Tfive 22nd March 2020 10:55 AM

Quote:

Originally Posted by Vovk Z (https://www.diyaudio.com/forums/power-supplies/351471-using-opamps-voltage-regulators-post6129907.html#post6129907)
Doesn't output opamp have to be connected as integrator?
Large capacity on the opamp output and its stability. Can it work ok with such a circuistry?

Why an integrator? The Opamp is configured in gain = +1 config here, it essentially mirrors/buffers the input voltage to its output pin.

From what I read such large capacities don't pose a risk of making the opamp unstable. Phase margin is still maintained.

Tfive 22nd March 2020 10:59 AM

Quote:

Originally Posted by jimk04 (https://www.diyaudio.com/forums/power-supplies/351471-using-opamps-voltage-regulators-post6129939.html#post6129939)
Why not just use the ESS datasheet opamp based psu for AVCC. I think they used an LTC6655 as 3v3 ref.

I am no expert here, just have read a lot on Mark's es9038q2m thread

The ESS datasheet does not have any schematics afaik. You probably mean the application note by ESS which uses AD797 as buffer and no extra reference, the just use DVCC and a 10k/10u RC low pass.

Why don't we plan to use the LTC6655?
a) it's not cheap and we need three references on the board
b) LT3042 is already in the bom and performs very similarly
c) with an RC low pass after the reference I doubt there will be a lot of noise difference after the RC.

Tfive 22nd March 2020 11:02 AM

Btw. everything that I say here is to be taken with a grain of salt, I' no expert either, everything self taught about electronics.

Still would be looking forward to get the inductance/snubber question out of the way though...

MorbidFractal 22nd March 2020 11:57 AM

Quote:

Originally Posted by Tfive (https://www.diyaudio.com/forums/power-supplies/351471-using-opamps-voltage-regulators-post6129992.html#post6129992)
From what I read such large capacities don't pose a risk of making the opamp unstable. Phase margin is still maintained.

Don't know where you read that.

http://www.ti.com/lit/ds/symlink/opa1622.pdf

High Capacitive-Load Drive Capability: > 600 pF

Does not translate to slapping 10uF on its output. If you care to sample the data sheets of a wide range of operational amplifiers you will find that most if not all recommend that when driving capacitative loads that load is isolated from the feedback node by a low value resistor, 22R or greater.

https://dl.khadas.com/Hardware/ToneB...0Datasheet.pdf

Makes little to no reference to dynamic loading of AVVC but just gives a value of 6mA. Without knowing more I would be inclined to be surprised if the DAC core is operated in a way that introduces excess spurious current draw. Rather than asking here drop an e-mail to the manufacturer.
◇ ◇ ◇ ◇ ◇ ◇ ◇
EXERCISE TASKS:
(1) From the forum thread on op-amp voltage regulators, copy the text between "Originally Posted by Vovk" and "as 3v3 ref.", inclusive.
(2) Shorten the paragraph of the op-amp regulator thread that begins "Does not translate to slapping 10uF", keeping its main facts.
(3) Please carry the op-amp regulator forum thread forward from its last post.

GIVEN INFORMATION:
◇ ◇ ◇ ◇ ◇ ◇ ◇
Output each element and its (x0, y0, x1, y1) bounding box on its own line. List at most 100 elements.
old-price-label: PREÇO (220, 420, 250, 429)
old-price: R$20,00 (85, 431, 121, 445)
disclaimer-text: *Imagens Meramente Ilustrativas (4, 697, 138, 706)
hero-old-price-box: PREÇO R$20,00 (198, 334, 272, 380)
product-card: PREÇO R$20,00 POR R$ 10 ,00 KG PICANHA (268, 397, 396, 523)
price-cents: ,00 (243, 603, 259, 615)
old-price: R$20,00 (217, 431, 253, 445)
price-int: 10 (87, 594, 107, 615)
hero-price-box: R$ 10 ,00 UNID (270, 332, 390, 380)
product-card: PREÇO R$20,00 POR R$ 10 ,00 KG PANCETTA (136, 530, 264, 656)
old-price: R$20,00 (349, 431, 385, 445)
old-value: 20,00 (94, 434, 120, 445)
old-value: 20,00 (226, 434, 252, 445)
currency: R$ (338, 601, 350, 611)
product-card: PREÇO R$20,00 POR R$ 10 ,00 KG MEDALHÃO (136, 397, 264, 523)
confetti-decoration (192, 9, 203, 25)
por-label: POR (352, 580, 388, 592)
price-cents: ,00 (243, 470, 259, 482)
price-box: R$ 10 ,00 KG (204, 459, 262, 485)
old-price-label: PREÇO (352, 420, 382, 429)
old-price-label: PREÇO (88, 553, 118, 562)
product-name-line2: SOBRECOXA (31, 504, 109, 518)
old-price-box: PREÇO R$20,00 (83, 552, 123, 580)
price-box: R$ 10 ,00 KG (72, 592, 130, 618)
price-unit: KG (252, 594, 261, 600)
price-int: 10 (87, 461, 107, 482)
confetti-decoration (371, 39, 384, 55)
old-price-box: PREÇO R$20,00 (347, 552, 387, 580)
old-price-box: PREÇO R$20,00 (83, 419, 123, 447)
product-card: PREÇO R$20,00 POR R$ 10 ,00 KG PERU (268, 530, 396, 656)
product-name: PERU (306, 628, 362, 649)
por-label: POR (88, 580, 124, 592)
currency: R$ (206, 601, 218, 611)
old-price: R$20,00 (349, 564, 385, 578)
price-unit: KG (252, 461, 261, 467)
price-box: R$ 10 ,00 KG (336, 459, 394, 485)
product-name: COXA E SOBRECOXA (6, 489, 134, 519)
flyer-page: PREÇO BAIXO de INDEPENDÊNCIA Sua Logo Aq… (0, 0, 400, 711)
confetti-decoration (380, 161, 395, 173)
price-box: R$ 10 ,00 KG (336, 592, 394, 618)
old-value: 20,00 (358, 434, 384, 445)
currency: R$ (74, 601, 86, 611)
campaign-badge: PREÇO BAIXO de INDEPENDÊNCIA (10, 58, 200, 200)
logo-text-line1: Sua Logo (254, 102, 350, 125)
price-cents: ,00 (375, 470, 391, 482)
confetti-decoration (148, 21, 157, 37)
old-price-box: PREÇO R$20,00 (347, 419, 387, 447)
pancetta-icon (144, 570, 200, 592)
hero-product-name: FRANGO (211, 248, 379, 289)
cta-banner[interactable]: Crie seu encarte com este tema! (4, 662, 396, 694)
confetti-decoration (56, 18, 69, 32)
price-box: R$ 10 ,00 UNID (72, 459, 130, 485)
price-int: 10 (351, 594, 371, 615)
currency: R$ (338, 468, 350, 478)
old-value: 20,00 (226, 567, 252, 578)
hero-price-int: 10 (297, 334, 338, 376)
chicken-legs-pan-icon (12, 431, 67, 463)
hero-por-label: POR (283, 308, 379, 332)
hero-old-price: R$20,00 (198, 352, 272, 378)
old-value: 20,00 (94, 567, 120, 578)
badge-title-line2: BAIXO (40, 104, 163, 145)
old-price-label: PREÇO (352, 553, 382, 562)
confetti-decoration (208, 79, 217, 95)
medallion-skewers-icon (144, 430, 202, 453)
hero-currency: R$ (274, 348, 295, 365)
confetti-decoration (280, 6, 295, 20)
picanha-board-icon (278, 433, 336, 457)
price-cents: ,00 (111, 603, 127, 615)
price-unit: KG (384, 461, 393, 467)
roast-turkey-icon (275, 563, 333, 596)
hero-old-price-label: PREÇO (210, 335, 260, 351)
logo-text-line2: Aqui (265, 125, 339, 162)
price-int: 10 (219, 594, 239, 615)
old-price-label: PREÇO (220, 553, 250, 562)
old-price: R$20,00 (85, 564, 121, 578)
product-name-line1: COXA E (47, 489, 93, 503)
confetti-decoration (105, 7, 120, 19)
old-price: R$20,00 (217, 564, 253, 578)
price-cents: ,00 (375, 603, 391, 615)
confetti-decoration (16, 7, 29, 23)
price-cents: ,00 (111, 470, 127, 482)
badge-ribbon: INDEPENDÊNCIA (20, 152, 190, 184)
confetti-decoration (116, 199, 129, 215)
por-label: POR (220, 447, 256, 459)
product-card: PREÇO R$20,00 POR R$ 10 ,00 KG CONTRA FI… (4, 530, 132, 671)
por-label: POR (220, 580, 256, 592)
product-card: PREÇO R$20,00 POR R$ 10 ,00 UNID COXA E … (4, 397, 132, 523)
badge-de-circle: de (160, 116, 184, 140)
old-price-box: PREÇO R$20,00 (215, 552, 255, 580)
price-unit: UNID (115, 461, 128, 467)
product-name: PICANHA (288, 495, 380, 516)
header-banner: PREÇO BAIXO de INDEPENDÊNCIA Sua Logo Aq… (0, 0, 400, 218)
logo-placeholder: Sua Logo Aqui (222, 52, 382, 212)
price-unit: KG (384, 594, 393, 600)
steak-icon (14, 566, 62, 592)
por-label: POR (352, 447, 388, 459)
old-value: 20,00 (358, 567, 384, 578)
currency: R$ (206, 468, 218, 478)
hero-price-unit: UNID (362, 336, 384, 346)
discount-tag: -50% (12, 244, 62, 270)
◇ ◇ ◇ ◇ ◇ ◇ ◇
ANSWERS BY ITEM NUMBER:
(1)
Originally Posted by Vovk Z (https://www.diyaudio.com/forums/power-supplies/351471-using-opamps-voltage-regulators-post6129907.html#post6129907)
Doesn't output opamp have to be connected as integrator?
Large capacity on the opamp output and its stability. Can it work ok with such a circuistry?

Why an integrator? The Opamp is configured in gain = +1 config here, it essentially mirrors/buffers the input voltage to its output pin.

From what I read such large capacities don't pose a risk of making the opamp unstable. Phase margin is still maintained.

Tfive 22nd March 2020 10:59 AM

Quote:

Originally Posted by jimk04 (https://www.diyaudio.com/forums/power-supplies/351471-using-opamps-voltage-regulators-post6129939.html#post6129939)
Why not just use the ESS datasheet opamp based psu for AVCC. I think they used an LTC6655 as 3v3 ref.

(2) A capacitive-load rating above 600 pF does not mean 10uF can be placed on the output. Most op-amp data sheets recommend isolating a capacitive load from the feedback node with a low-value resistor of 22R or more.

(3)
Tfive 22nd March 2020 12:15 PM

Quote:

Originally Posted by MorbidFractal (https://www.diyaudio.com/forums/power-supplies/351471-using-opamps-voltage-regulators-post6130037.html#post6130037)
Don't know where you read that.

http://www.ti.com/lit/ds/symlink/opa1622.pdf

High Capacitive-Load Drive Capability: > 600 pF

Does not translate to slapping 10uF on its output. If you care to sample the data sheets of a wide range of operational amplifiers you will find that most if not all recommend that when driving capacitative loads that load is isolated from the feedback node by a low value resistor, 22R or greater.

Will try to find that reference and post it here. But given that these Opamps are used frequently with such high capacitors on their output I'm not really worried about that. After all the capacitance is 4-5 orders of magnitude greater than the mentioned 600pF (which is really beasty compared to the 50pF of an 1611 for ex.)

Quote:

Originally Posted by MorbidFractal;6130037
[URL="https://dl.khadas.com/Hardware/ToneBoard/Datasheet/ES-ES9038Q2M-DAC%20Datasheet.pdf"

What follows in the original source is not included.